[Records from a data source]
=-=-=-=-=

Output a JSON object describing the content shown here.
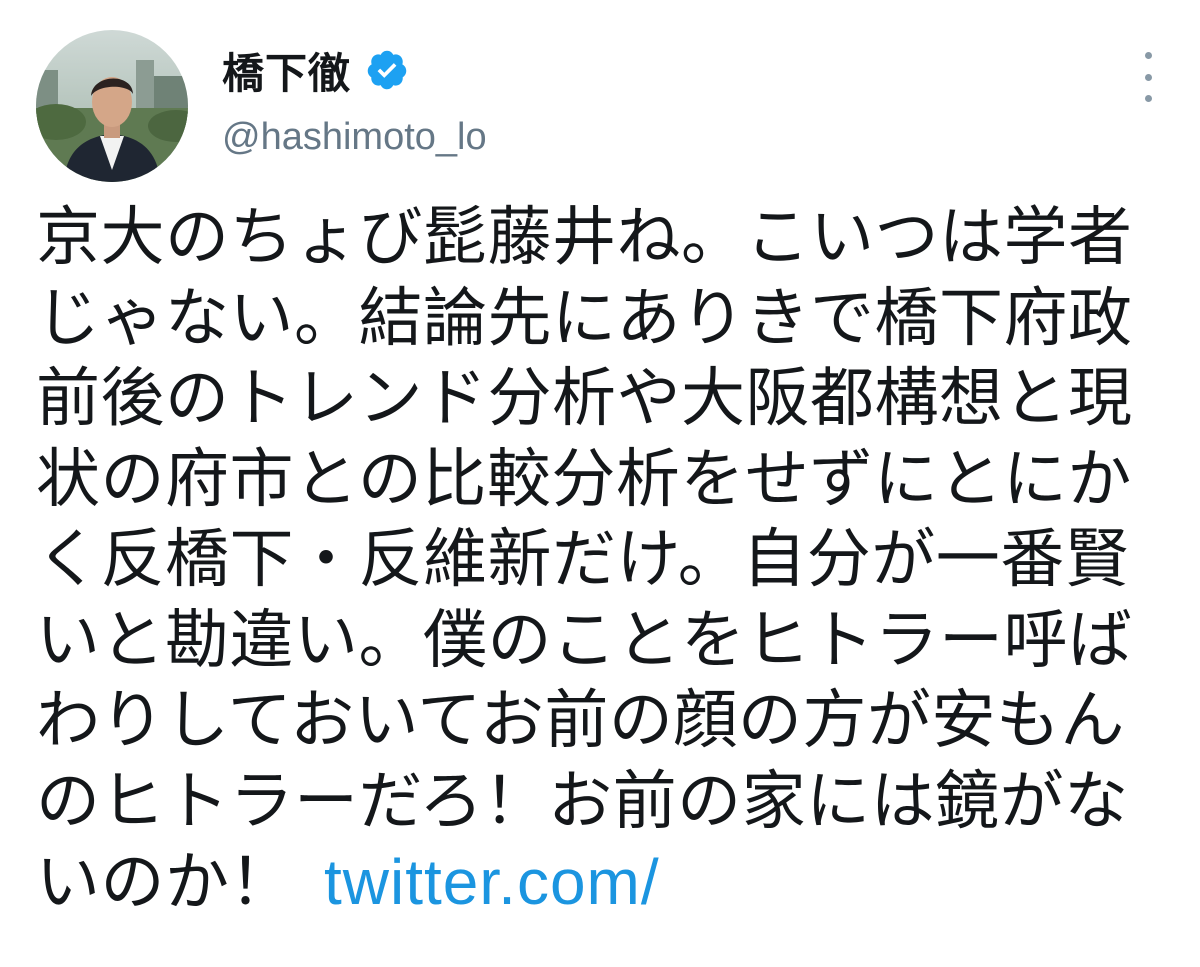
{
  "author": {
    "display_name": "橋下徹",
    "handle": "@hashimoto_lo",
    "verified": true,
    "avatar_icon": "profile-photo"
  },
  "menu": {
    "more_icon": "vertical-ellipsis-icon"
  },
  "tweet": {
    "lines": [
      "京大のちょび髭藤井ね。こいつは学者",
      "じゃない。結論先にありきで橋下府政",
      "前後のトレンド分析や大阪都構想と現",
      "状の府市との比較分析をせずにとにか",
      "く反橋下・反維新だけ。自分が一番賢",
      "いと勘違い。僕のことをヒトラー呼ば",
      "わりしておいてお前の顔の方が安もん",
      "のヒトラーだろ！お前の家には鏡がな"
    ],
    "last_line_text": "いのか！",
    "link_text": "twitter.com/"
  },
  "colors": {
    "text": "#14171a",
    "secondary": "#657786",
    "link": "#1b95e0",
    "verified_badge": "#1da1f2"
  }
}
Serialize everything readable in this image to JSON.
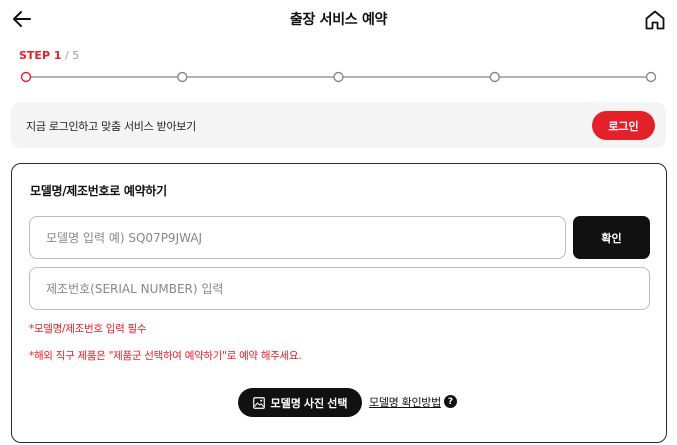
{
  "header": {
    "title": "출장 서비스 예약",
    "back_icon": "arrow-left-icon",
    "home_icon": "home-icon"
  },
  "stepper": {
    "label": "STEP 1",
    "separator": " / ",
    "total": "5",
    "current_step": 1,
    "step_count": 5,
    "active_color": "#e4212b",
    "inactive_color": "#888888"
  },
  "login_banner": {
    "text": "지금 로그인하고 맞춤 서비스 받아보기",
    "button_label": "로그인"
  },
  "model_form": {
    "title": "모델명/제조번호로 예약하기",
    "model_placeholder": "모델명 입력 예) SQ07P9JWAJ",
    "confirm_label": "확인",
    "serial_placeholder": "제조번호(SERIAL NUMBER) 입력",
    "note_required": "*모델명/제조번호 입력 필수",
    "note_overseas": "*해외 직구 제품은 \"제품군 선택하여 예약하기\"로 예약 해주세요.",
    "photo_button_label": "모델명 사진 선택",
    "photo_icon": "image-icon",
    "how_to_label": "모델명 확인방법",
    "help_icon": "question-icon",
    "help_glyph": "?"
  },
  "colors": {
    "accent": "#e4212b",
    "dark": "#111111",
    "banner_bg": "#f4f4f4"
  }
}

=-=-=-=-=

» **Your objective**
Take the line containing "Serialize everything readable" and every line after it up to the end of the data, and write them out exactly, without the pictures.

» **Solution to this exercise**
Serialize everything readable in this image to JSON.
{
  "header": {
    "title": "출장 서비스 예약",
    "back_icon": "arrow-left-icon",
    "home_icon": "home-icon"
  },
  "stepper": {
    "label": "STEP 1",
    "separator": " / ",
    "total": "5",
    "current_step": 1,
    "step_count": 5,
    "active_color": "#e4212b",
    "inactive_color": "#888888"
  },
  "login_banner": {
    "text": "지금 로그인하고 맞춤 서비스 받아보기",
    "button_label": "로그인"
  },
  "model_form": {
    "title": "모델명/제조번호로 예약하기",
    "model_placeholder": "모델명 입력 예) SQ07P9JWAJ",
    "confirm_label": "확인",
    "serial_placeholder": "제조번호(SERIAL NUMBER) 입력",
    "note_required": "*모델명/제조번호 입력 필수",
    "note_overseas": "*해외 직구 제품은 \"제품군 선택하여 예약하기\"로 예약 해주세요.",
    "photo_button_label": "모델명 사진 선택",
    "photo_icon": "image-icon",
    "how_to_label": "모델명 확인방법",
    "help_icon": "question-icon",
    "help_glyph": "?"
  },
  "colors": {
    "accent": "#e4212b",
    "dark": "#111111",
    "banner_bg": "#f4f4f4"
  }
}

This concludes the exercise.